(Data records)

+ + + +

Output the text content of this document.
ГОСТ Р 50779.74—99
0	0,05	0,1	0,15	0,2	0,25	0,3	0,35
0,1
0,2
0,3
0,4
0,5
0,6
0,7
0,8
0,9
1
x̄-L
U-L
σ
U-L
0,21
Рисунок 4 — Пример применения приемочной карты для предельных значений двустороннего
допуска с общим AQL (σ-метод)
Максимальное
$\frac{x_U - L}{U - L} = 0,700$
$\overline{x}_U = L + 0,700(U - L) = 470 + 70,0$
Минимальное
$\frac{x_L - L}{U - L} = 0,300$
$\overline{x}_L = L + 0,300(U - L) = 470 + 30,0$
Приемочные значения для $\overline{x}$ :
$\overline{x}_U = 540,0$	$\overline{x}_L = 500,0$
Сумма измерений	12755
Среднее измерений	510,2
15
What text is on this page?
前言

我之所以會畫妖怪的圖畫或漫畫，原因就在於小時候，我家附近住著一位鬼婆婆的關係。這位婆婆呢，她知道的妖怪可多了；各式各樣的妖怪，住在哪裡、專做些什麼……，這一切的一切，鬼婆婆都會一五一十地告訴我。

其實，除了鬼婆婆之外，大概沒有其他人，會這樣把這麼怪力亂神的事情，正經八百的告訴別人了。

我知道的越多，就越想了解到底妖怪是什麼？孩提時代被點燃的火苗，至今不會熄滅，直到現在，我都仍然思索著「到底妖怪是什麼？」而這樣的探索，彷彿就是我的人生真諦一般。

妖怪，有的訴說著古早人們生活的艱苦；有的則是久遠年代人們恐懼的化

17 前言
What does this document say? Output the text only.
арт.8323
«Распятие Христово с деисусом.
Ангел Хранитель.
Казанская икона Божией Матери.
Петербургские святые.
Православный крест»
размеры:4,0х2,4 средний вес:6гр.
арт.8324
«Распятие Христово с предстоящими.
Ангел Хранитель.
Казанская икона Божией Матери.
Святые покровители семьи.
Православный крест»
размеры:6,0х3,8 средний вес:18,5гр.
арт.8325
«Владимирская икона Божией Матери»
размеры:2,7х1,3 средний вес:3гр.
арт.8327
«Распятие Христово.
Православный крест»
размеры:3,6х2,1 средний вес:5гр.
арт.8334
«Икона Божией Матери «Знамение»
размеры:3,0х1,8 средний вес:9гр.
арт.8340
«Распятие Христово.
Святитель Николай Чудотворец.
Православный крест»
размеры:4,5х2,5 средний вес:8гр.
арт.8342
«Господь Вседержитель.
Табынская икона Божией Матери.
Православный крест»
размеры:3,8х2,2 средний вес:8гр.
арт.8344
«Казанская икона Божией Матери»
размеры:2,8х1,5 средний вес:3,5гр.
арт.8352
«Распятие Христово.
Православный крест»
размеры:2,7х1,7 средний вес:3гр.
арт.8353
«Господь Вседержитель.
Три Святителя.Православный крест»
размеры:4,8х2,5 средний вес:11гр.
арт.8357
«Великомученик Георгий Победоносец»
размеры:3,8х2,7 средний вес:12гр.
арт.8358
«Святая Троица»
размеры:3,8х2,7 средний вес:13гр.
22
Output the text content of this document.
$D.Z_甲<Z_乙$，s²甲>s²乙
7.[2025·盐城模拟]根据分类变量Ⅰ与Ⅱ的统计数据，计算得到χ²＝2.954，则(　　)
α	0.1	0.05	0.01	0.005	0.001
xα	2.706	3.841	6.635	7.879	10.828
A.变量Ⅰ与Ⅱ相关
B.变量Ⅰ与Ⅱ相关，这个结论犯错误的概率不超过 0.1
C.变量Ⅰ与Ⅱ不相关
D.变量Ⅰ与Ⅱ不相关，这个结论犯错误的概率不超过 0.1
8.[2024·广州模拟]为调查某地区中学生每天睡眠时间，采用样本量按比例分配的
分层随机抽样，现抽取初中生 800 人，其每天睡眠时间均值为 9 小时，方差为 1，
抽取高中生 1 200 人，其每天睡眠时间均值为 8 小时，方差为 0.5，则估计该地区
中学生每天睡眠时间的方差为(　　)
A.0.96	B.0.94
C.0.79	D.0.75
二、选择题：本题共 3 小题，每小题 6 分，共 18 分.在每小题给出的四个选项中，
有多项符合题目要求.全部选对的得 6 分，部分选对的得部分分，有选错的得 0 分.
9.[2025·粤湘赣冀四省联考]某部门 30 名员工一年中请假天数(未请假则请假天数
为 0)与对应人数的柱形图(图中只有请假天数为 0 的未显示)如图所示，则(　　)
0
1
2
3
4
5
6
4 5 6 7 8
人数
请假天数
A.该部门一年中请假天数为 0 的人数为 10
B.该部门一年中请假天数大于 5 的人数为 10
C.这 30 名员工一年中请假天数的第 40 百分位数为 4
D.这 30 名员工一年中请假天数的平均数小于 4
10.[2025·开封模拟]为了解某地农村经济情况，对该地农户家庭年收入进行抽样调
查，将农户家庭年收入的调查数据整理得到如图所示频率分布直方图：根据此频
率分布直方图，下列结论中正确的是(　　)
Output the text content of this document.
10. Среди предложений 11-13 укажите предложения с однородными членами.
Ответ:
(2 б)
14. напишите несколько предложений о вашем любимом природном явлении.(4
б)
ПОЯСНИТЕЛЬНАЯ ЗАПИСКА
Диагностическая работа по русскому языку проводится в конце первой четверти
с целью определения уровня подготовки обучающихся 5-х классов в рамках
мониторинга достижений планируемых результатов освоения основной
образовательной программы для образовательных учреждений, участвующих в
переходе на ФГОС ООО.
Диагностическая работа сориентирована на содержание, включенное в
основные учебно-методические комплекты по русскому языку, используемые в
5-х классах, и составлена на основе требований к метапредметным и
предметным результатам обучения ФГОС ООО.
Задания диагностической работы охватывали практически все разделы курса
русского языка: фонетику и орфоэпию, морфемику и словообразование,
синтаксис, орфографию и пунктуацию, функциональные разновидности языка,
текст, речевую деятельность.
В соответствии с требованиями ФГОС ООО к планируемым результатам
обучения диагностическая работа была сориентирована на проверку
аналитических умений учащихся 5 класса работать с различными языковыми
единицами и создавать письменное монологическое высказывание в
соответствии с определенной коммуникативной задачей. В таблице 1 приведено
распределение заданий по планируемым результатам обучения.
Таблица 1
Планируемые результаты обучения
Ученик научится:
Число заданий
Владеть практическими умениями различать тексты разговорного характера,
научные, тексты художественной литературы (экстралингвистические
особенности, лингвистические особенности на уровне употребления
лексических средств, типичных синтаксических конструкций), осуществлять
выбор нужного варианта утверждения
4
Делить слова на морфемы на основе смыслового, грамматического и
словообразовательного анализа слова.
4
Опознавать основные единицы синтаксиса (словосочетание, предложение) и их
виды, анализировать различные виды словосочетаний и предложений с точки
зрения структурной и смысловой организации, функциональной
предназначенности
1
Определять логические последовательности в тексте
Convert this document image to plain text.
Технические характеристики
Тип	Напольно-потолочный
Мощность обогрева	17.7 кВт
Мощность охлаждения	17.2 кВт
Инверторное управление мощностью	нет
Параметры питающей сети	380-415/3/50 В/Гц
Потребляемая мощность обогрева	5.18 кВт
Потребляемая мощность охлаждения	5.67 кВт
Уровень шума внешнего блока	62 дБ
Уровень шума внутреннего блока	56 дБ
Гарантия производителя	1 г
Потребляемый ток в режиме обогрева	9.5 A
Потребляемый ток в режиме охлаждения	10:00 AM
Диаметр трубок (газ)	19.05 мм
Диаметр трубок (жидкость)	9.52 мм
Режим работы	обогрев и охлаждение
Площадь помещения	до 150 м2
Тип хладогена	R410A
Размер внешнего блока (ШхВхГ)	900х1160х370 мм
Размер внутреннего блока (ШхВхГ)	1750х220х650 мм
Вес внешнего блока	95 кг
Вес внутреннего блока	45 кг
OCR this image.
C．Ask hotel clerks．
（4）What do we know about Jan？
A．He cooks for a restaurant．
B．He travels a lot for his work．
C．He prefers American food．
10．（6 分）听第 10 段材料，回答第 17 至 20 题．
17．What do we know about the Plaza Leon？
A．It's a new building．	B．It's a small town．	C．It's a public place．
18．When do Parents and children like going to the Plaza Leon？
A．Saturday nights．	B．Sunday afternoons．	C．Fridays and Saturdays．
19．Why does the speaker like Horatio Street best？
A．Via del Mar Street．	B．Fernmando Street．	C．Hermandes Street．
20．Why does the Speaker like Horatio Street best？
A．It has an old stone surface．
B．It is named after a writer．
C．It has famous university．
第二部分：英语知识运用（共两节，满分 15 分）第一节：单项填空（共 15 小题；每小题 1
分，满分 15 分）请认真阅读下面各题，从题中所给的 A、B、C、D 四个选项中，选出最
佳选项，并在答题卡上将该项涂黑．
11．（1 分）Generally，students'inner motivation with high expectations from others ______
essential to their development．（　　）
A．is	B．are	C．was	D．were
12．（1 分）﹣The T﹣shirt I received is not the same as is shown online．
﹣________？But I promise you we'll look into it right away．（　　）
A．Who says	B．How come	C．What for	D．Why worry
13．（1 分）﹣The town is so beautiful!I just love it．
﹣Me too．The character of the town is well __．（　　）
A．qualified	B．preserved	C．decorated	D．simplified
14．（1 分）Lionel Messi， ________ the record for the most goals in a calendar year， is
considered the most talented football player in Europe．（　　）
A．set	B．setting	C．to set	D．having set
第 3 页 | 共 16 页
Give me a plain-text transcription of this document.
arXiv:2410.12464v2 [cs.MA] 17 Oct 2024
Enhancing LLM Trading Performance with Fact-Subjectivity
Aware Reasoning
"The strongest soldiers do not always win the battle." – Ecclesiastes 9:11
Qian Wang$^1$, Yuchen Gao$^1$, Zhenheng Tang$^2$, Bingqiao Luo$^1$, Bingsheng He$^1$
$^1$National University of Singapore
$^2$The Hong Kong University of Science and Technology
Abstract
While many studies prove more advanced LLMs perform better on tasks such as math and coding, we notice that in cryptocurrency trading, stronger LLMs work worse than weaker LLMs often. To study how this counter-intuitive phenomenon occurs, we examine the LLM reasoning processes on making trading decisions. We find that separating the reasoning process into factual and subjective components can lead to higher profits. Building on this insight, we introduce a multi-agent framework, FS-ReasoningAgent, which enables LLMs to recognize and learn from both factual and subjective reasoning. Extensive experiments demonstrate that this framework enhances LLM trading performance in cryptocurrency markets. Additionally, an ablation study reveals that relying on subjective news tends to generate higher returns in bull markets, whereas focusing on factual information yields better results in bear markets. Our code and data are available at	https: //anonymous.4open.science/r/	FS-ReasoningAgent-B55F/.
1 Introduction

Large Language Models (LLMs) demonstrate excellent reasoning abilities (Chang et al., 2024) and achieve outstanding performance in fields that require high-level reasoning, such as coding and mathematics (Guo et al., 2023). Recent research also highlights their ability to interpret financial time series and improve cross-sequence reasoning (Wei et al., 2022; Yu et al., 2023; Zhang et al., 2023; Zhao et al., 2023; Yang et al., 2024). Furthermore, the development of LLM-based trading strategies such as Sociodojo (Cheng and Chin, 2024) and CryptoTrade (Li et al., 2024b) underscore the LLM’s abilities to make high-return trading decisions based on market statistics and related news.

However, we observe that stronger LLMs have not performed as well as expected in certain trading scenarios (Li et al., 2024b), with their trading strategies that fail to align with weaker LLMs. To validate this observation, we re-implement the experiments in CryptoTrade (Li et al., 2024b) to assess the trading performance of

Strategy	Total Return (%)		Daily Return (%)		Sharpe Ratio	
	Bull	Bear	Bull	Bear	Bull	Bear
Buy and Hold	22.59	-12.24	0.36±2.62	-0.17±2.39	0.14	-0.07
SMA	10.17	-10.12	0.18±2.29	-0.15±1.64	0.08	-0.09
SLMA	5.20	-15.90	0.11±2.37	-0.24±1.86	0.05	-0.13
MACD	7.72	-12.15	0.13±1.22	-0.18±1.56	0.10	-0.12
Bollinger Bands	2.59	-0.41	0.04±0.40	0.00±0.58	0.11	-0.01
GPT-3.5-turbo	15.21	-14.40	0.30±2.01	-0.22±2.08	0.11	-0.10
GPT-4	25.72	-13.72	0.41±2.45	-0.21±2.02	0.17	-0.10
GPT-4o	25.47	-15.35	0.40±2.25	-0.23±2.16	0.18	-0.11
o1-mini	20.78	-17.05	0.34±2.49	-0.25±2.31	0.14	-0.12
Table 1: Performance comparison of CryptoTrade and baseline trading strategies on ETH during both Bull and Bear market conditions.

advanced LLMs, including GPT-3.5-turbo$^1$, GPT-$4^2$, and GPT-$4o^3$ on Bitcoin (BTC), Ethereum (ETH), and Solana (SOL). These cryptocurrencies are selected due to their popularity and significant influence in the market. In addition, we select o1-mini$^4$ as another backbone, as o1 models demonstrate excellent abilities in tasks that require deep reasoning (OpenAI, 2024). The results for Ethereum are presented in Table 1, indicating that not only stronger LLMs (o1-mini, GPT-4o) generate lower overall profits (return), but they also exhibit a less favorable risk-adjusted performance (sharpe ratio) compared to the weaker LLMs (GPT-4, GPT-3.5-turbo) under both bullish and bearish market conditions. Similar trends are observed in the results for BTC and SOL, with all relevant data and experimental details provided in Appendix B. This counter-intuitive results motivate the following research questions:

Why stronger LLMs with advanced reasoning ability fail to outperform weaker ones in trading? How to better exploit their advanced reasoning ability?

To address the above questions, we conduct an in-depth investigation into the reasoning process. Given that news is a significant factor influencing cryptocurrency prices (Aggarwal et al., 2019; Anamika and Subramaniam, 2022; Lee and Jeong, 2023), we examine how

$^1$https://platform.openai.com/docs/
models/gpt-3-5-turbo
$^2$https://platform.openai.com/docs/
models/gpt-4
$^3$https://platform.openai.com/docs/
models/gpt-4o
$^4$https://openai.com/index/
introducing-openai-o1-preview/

+ + + +

◆ **Task objective**: Scan the listing above. Gather each line that contains the word "планируемым".

◆ **Task result**:
В соответствии с требованиями ФГОС ООО к планируемым результатам
распределение заданий по планируемым результатам обучения.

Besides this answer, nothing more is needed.